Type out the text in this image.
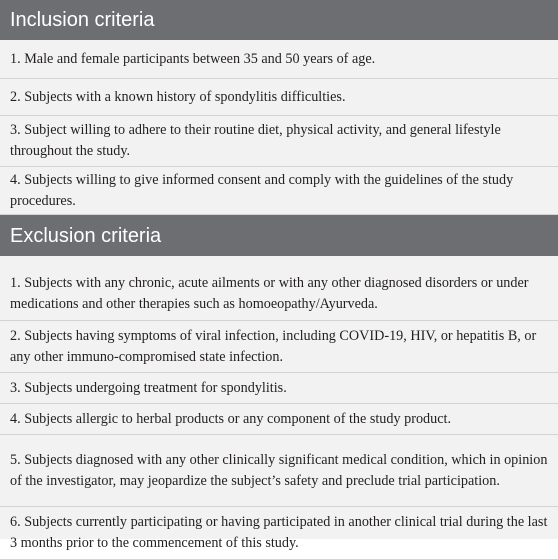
Inclusion criteria
1. Male and female participants between 35 and 50 years of age.
2. Subjects with a known history of spondylitis difficulties.
3. Subject willing to adhere to their routine diet, physical activity, and general lifestyle throughout the study.
4. Subjects willing to give informed consent and comply with the guidelines of the study procedures.
Exclusion criteria
1. Subjects with any chronic, acute ailments or with any other diagnosed disorders or under medications and other therapies such as homoeopathy/Ayurveda.
2. Subjects having symptoms of viral infection, including COVID-19, HIV, or hepatitis B, or any other immuno-compromised state infection.
3. Subjects undergoing treatment for spondylitis.
4. Subjects allergic to herbal products or any component of the study product.
5. Subjects diagnosed with any other clinically significant medical condition, which in opinion of the investigator, may jeopardize the subject’s safety and preclude trial participation.
6. Subjects currently participating or having participated in another clinical trial during the last 3 months prior to the commencement of this study.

—————

YOUR TASK
Wherever a line above contains the string "having", copy that line.

TASK SOLUTION
2. Subjects having symptoms of viral infection, including COVID-19, HIV, or hepatitis B, or any other immuno-compromised state infection.
6. Subjects currently participating or having participated in another clinical trial during the last 3 months prior to the commencement of this study.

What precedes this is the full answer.